[OBJECTIVE]:
Gather from the material every line that contains the string "Tasa".

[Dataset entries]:
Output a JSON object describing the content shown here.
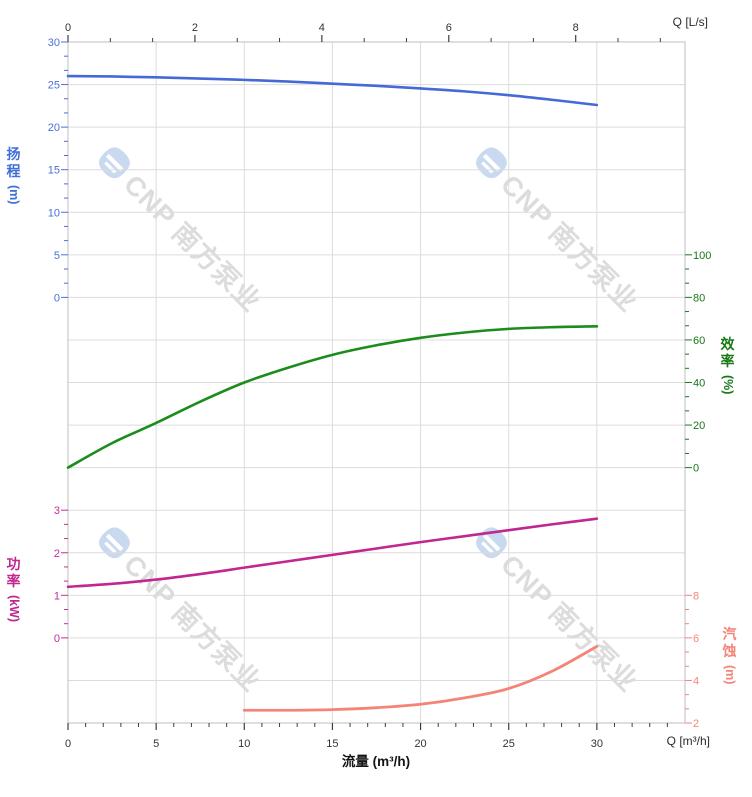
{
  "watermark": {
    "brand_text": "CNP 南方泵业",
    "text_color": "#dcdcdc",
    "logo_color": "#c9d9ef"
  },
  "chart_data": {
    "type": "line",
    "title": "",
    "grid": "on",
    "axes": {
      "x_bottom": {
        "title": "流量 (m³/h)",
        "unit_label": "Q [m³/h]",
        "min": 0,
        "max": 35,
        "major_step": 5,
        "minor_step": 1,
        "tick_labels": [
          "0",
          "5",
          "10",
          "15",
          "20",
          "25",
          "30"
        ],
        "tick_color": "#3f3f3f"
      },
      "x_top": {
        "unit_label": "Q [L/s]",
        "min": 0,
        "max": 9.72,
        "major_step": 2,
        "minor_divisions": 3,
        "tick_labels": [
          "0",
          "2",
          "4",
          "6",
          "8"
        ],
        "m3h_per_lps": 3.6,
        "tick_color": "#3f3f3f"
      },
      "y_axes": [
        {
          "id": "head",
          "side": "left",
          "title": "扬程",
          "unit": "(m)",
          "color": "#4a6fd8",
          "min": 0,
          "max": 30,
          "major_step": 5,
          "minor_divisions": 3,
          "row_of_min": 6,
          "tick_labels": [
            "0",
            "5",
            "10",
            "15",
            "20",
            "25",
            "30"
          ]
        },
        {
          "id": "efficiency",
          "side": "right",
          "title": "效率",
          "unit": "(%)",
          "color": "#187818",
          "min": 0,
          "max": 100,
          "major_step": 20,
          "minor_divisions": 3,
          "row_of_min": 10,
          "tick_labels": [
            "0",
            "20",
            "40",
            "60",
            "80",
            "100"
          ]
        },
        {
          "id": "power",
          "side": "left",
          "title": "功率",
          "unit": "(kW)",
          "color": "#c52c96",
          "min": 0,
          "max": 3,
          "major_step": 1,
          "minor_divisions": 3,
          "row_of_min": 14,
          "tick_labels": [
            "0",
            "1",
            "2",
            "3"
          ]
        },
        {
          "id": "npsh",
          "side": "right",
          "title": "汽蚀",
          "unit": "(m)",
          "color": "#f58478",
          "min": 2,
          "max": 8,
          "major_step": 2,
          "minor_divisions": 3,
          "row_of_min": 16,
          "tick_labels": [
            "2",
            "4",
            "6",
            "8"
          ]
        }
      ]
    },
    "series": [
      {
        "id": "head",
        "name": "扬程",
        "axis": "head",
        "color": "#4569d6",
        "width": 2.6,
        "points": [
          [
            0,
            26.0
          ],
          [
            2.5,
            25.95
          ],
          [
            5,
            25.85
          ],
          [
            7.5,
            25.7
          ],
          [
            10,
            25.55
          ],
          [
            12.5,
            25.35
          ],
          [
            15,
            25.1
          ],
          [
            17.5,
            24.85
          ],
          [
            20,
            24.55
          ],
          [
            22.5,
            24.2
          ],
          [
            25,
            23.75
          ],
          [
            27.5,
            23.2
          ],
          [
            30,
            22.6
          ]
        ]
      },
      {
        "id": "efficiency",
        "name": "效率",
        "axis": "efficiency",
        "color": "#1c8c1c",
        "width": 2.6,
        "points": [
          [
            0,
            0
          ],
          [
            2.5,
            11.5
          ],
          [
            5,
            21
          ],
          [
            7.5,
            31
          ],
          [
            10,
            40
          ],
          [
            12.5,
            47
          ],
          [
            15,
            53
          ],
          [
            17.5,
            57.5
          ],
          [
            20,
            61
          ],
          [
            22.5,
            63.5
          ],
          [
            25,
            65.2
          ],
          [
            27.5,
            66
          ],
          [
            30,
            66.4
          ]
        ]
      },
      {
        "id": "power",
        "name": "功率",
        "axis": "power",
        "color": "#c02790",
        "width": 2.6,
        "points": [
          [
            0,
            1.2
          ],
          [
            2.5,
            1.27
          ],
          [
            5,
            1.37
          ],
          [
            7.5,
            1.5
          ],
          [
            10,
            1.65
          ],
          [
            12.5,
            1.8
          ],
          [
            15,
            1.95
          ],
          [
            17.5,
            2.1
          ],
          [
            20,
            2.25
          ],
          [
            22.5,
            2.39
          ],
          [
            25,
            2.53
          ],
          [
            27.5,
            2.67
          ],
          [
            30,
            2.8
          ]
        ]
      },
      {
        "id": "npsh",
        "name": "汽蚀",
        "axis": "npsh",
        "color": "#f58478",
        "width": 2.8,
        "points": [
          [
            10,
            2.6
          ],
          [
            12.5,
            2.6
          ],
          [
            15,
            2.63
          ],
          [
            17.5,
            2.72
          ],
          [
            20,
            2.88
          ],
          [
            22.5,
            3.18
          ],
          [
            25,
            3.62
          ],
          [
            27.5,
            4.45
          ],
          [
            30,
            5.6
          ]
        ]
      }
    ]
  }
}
--
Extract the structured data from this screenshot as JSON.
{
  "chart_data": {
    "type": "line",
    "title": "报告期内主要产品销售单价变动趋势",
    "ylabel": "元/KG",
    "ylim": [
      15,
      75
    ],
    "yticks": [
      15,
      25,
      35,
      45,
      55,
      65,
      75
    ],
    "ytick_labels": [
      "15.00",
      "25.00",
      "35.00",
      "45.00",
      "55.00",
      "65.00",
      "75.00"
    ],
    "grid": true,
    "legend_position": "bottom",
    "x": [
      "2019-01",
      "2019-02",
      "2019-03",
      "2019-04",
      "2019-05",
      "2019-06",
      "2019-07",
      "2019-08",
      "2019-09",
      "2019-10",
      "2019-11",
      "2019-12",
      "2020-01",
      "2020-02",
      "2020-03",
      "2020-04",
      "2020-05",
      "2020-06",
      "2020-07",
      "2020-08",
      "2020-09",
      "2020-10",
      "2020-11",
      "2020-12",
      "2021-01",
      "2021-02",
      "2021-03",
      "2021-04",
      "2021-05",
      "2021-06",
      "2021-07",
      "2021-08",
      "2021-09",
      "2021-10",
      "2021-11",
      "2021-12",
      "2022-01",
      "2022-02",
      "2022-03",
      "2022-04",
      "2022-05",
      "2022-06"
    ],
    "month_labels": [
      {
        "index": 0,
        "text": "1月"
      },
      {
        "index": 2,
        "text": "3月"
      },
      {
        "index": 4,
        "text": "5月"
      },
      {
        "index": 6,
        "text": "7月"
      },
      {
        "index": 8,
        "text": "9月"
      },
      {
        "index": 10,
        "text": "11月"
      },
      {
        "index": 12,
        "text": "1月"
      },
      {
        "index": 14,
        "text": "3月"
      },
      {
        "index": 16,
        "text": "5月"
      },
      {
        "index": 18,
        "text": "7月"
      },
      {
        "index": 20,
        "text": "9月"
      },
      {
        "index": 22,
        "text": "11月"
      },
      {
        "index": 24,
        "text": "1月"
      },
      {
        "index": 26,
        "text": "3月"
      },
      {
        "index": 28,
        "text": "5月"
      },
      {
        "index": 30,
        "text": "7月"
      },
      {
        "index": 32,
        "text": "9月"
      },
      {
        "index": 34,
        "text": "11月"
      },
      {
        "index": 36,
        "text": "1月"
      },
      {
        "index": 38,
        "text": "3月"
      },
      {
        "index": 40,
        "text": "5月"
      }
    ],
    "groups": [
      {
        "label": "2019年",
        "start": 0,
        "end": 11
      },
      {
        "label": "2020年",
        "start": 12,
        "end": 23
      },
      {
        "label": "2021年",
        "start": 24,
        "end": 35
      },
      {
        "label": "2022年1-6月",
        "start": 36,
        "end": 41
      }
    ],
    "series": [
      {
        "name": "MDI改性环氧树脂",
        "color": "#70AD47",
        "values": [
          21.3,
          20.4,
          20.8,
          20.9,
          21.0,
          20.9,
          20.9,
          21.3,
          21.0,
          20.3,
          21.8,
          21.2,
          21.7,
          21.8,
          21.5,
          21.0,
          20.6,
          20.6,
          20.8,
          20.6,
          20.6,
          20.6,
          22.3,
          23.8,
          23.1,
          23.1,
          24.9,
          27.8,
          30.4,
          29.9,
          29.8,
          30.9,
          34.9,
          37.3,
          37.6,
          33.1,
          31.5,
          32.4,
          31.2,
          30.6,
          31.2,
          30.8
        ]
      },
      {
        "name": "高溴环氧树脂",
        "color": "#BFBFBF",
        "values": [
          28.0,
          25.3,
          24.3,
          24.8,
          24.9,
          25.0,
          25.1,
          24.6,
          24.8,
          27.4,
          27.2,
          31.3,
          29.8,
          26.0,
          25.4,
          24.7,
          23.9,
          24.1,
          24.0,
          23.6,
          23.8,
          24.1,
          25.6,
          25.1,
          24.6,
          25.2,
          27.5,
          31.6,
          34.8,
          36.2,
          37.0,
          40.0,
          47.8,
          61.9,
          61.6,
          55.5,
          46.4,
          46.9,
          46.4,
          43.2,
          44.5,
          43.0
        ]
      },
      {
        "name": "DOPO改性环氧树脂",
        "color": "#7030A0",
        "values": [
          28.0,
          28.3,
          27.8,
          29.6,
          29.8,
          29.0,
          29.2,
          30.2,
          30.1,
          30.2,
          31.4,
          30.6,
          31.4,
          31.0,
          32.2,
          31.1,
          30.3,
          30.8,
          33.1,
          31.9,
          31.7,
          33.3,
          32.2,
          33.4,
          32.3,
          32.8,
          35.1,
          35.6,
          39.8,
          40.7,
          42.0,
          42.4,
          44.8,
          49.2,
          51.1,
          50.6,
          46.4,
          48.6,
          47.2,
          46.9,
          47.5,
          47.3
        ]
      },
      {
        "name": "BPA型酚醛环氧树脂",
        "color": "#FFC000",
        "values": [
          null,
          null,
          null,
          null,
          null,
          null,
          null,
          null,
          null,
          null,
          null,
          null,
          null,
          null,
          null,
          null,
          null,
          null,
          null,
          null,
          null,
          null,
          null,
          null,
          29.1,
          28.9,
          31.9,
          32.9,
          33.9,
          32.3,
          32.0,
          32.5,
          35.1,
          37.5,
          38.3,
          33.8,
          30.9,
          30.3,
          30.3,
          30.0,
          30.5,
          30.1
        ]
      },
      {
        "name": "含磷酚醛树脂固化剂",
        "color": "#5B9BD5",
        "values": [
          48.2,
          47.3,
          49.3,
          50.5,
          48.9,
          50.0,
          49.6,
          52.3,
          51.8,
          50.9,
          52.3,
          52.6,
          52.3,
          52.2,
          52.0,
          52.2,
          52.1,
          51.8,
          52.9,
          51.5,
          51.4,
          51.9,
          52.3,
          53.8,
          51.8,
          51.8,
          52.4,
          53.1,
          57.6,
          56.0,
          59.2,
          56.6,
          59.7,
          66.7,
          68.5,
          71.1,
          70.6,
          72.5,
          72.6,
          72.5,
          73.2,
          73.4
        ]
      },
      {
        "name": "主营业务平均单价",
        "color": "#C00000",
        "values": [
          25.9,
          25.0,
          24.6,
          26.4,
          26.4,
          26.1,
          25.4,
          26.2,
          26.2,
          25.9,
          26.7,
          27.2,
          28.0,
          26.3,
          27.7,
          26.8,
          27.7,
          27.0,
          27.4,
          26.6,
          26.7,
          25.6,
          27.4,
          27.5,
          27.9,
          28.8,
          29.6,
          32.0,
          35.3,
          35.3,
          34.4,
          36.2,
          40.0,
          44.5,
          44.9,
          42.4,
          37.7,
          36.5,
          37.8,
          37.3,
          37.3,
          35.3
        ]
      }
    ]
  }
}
---
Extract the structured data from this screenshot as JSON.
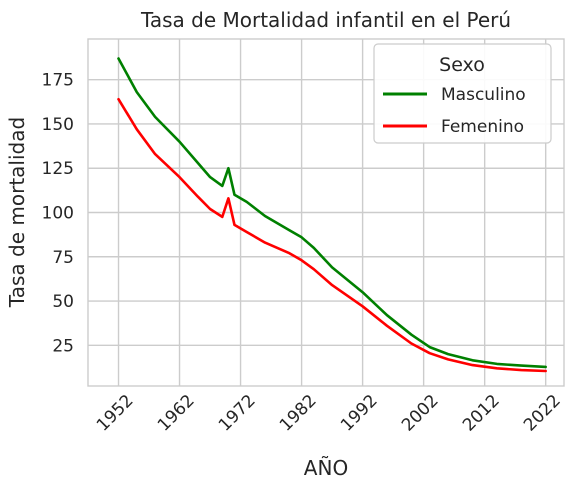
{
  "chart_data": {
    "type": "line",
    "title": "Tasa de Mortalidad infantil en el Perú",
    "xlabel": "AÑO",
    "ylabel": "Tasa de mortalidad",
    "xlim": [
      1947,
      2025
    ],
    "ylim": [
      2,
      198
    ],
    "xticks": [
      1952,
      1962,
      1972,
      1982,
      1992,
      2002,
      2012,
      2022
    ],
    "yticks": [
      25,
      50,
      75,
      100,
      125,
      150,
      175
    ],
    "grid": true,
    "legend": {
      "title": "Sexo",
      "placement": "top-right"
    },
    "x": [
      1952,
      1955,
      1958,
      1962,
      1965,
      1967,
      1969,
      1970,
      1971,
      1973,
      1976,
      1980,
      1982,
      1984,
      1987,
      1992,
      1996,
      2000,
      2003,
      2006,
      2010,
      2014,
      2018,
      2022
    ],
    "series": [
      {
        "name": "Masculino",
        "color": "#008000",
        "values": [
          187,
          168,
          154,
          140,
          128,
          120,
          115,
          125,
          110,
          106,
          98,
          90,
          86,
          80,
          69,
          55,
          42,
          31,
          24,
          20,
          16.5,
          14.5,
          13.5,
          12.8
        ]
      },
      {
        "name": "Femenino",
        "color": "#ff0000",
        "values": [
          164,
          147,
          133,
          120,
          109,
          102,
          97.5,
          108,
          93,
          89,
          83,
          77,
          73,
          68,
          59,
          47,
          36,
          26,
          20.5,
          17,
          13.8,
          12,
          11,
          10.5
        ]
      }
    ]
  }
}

[EXERCISE RESPONSE]:
    "title": "Tasa de Mortalidad infantil en el Perú",
    "ylabel": "Tasa de mortalidad",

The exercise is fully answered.